(Dataset items)
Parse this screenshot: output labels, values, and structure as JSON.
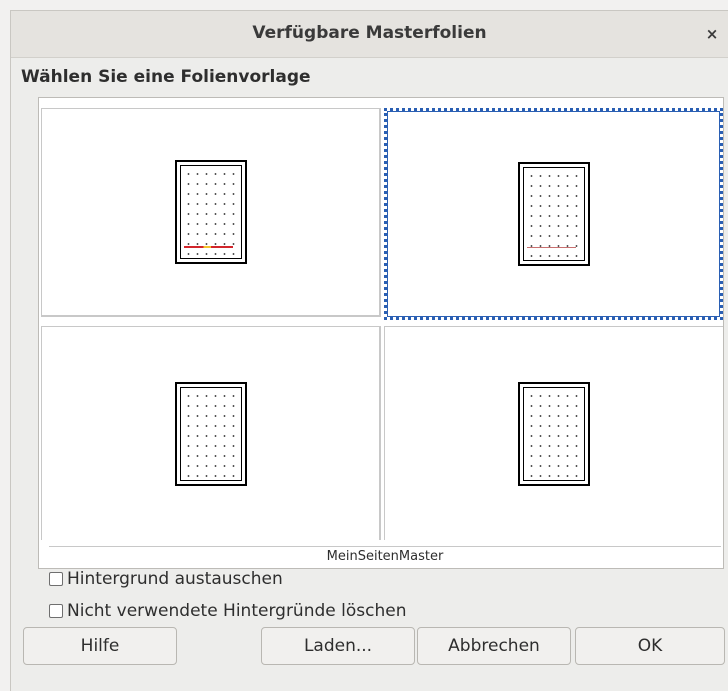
{
  "dialog": {
    "title": "Verfügbare Masterfolien",
    "close_label": "×"
  },
  "heading": "Wählen Sie eine Folienvorlage",
  "masters": [
    {
      "selected": false,
      "accent": "red"
    },
    {
      "selected": true,
      "accent": "thin"
    },
    {
      "selected": false,
      "accent": "none"
    },
    {
      "selected": false,
      "accent": "none"
    }
  ],
  "selected_master_name": "MeinSeitenMaster",
  "options": {
    "exchange_background_label": "Hintergrund austauschen",
    "exchange_background_checked": false,
    "delete_unused_label": "Nicht verwendete Hintergründe löschen",
    "delete_unused_checked": false
  },
  "buttons": {
    "help": "Hilfe",
    "load": "Laden...",
    "cancel": "Abbrechen",
    "ok": "OK"
  },
  "colors": {
    "selection": "#2a5fb3",
    "accent_red": "#d2252b",
    "accent_yellow": "#f3c22b"
  }
}
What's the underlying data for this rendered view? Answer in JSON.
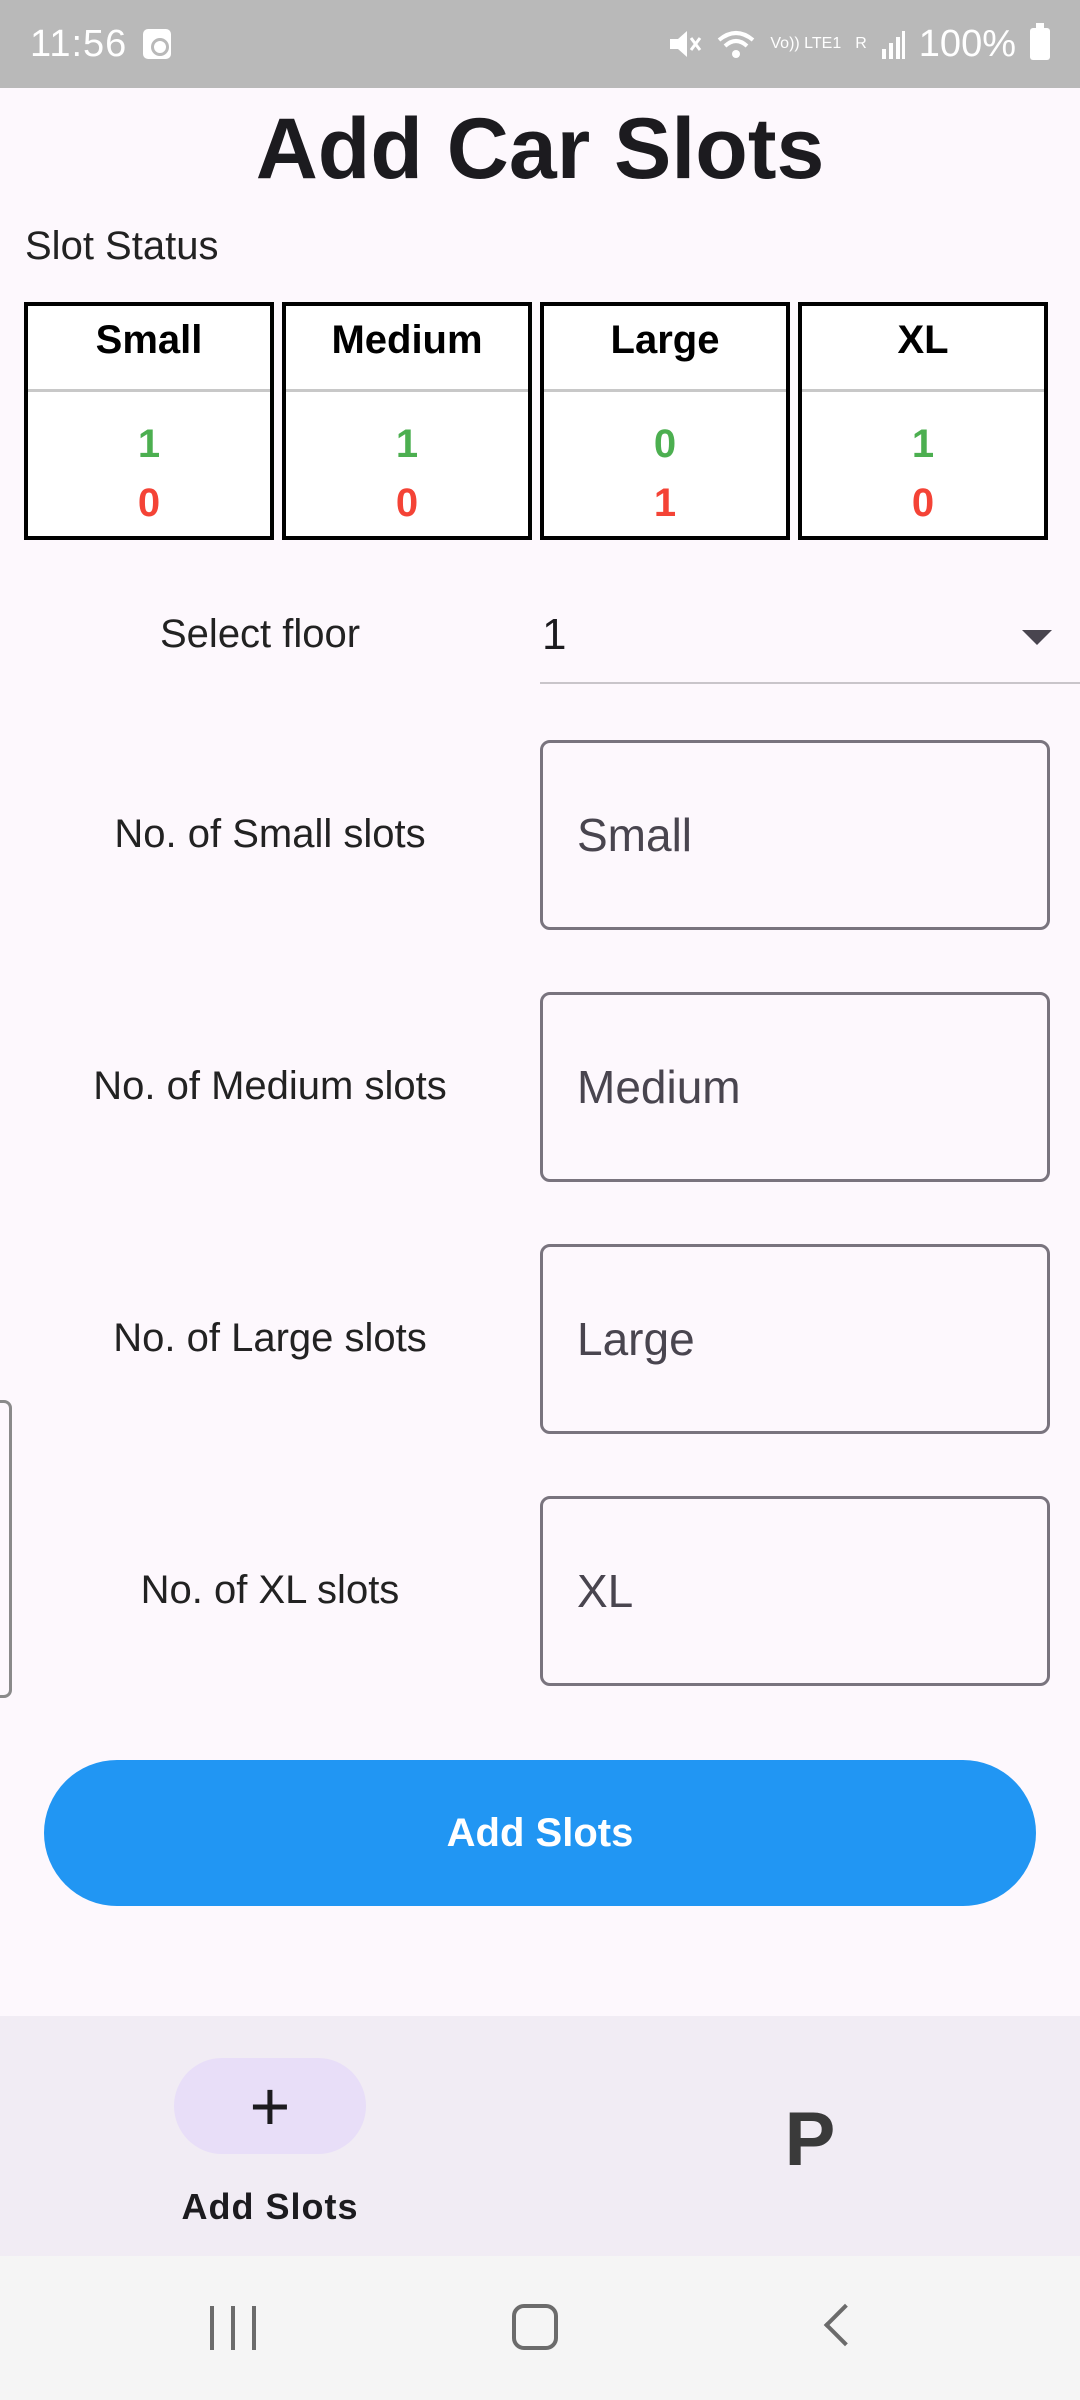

PROBLEM TO SOLVE. Write the entries above out again exactly, but not the pictures.

TASK SOLUTION.
Parse this screenshot: output labels, values, and structure as JSON.
{
  "dialog": {
    "title": "Verfügbare Masterfolien",
    "close_label": "×"
  },
  "heading": "Wählen Sie eine Folienvorlage",
  "masters": [
    {
      "selected": false,
      "accent": "red"
    },
    {
      "selected": true,
      "accent": "thin"
    },
    {
      "selected": false,
      "accent": "none"
    },
    {
      "selected": false,
      "accent": "none"
    }
  ],
  "selected_master_name": "MeinSeitenMaster",
  "options": {
    "exchange_background_label": "Hintergrund austauschen",
    "exchange_background_checked": false,
    "delete_unused_label": "Nicht verwendete Hintergründe löschen",
    "delete_unused_checked": false
  },
  "buttons": {
    "help": "Hilfe",
    "load": "Laden...",
    "cancel": "Abbrechen",
    "ok": "OK"
  },
  "colors": {
    "selection": "#2a5fb3",
    "accent_red": "#d2252b",
    "accent_yellow": "#f3c22b"
  }
}
What's the underlying data for this rendered view? Answer in JSON.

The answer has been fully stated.